- _Instructions for the task_
Reproduce the listing below word for word, starting at its very first line and ending at the line that contains "y-tick-label: 0.45 — [105, 250, 177, 291]", with both of those lines included.
** Start Dataset excerpts **
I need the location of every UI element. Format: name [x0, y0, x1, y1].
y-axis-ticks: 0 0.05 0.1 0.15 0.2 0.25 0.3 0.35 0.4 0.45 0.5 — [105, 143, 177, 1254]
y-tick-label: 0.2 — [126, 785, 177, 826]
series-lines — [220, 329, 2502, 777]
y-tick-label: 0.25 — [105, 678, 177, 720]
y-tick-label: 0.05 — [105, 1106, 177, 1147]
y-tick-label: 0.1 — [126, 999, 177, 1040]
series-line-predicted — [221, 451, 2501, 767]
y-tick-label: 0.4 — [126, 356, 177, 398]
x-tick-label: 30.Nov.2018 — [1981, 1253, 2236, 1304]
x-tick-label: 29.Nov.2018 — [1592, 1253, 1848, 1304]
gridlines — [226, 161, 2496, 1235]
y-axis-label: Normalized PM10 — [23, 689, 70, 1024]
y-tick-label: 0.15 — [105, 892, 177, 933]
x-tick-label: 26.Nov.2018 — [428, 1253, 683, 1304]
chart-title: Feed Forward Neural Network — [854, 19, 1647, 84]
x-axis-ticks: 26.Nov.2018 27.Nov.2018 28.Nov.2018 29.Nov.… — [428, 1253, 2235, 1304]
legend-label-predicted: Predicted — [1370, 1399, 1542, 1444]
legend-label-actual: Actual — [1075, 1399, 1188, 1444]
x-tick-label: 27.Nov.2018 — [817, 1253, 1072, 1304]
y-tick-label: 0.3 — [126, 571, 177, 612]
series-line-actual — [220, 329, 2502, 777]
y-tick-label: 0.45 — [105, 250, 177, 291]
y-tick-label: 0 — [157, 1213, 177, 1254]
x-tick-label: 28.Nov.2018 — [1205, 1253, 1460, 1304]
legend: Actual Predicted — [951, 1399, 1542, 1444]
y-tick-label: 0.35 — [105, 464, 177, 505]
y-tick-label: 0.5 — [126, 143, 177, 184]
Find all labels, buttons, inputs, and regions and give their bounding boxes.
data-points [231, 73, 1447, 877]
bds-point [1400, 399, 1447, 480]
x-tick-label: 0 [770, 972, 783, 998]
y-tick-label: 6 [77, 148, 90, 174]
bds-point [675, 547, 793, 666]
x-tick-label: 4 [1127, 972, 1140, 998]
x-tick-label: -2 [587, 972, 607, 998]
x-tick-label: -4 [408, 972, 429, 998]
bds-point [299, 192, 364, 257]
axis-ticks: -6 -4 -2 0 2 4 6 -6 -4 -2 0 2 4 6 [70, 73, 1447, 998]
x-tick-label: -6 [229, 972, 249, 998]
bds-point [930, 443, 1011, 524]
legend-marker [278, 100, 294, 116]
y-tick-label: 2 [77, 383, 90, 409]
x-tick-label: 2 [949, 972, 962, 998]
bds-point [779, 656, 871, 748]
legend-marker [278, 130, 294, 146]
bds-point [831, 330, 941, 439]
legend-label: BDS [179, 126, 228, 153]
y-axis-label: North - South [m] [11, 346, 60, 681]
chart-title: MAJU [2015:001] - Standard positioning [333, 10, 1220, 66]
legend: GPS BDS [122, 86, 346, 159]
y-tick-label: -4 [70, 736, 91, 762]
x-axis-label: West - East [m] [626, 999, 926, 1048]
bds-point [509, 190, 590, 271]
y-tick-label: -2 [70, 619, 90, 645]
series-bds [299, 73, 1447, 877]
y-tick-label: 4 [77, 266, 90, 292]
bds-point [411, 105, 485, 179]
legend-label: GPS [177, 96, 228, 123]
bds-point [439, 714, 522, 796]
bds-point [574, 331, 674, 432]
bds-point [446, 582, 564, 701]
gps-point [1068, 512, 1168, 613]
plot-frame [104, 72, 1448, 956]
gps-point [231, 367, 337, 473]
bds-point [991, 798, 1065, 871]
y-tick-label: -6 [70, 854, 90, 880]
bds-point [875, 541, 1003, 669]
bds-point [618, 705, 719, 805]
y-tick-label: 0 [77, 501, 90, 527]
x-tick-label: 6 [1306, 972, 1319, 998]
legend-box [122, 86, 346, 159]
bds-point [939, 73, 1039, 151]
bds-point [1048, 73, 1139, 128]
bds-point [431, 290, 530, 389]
** End Dataset excerpts **
- _Response for this exercise_
I need the location of every UI element. Format: name [x0, y0, x1, y1].
y-axis-ticks: 0 0.05 0.1 0.15 0.2 0.25 0.3 0.35 0.4 0.45 0.5 — [105, 143, 177, 1254]
y-tick-label: 0.2 — [126, 785, 177, 826]
series-lines — [220, 329, 2502, 777]
y-tick-label: 0.25 — [105, 678, 177, 720]
y-tick-label: 0.05 — [105, 1106, 177, 1147]
y-tick-label: 0.1 — [126, 999, 177, 1040]
series-line-predicted — [221, 451, 2501, 767]
y-tick-label: 0.4 — [126, 356, 177, 398]
x-tick-label: 30.Nov.2018 — [1981, 1253, 2236, 1304]
x-tick-label: 29.Nov.2018 — [1592, 1253, 1848, 1304]
gridlines — [226, 161, 2496, 1235]
y-axis-label: Normalized PM10 — [23, 689, 70, 1024]
y-tick-label: 0.15 — [105, 892, 177, 933]
x-tick-label: 26.Nov.2018 — [428, 1253, 683, 1304]
chart-title: Feed Forward Neural Network — [854, 19, 1647, 84]
x-axis-ticks: 26.Nov.2018 27.Nov.2018 28.Nov.2018 29.Nov.… — [428, 1253, 2235, 1304]
legend-label-predicted: Predicted — [1370, 1399, 1542, 1444]
legend-label-actual: Actual — [1075, 1399, 1188, 1444]
x-tick-label: 27.Nov.2018 — [817, 1253, 1072, 1304]
y-tick-label: 0.3 — [126, 571, 177, 612]
series-line-actual — [220, 329, 2502, 777]
y-tick-label: 0.45 — [105, 250, 177, 291]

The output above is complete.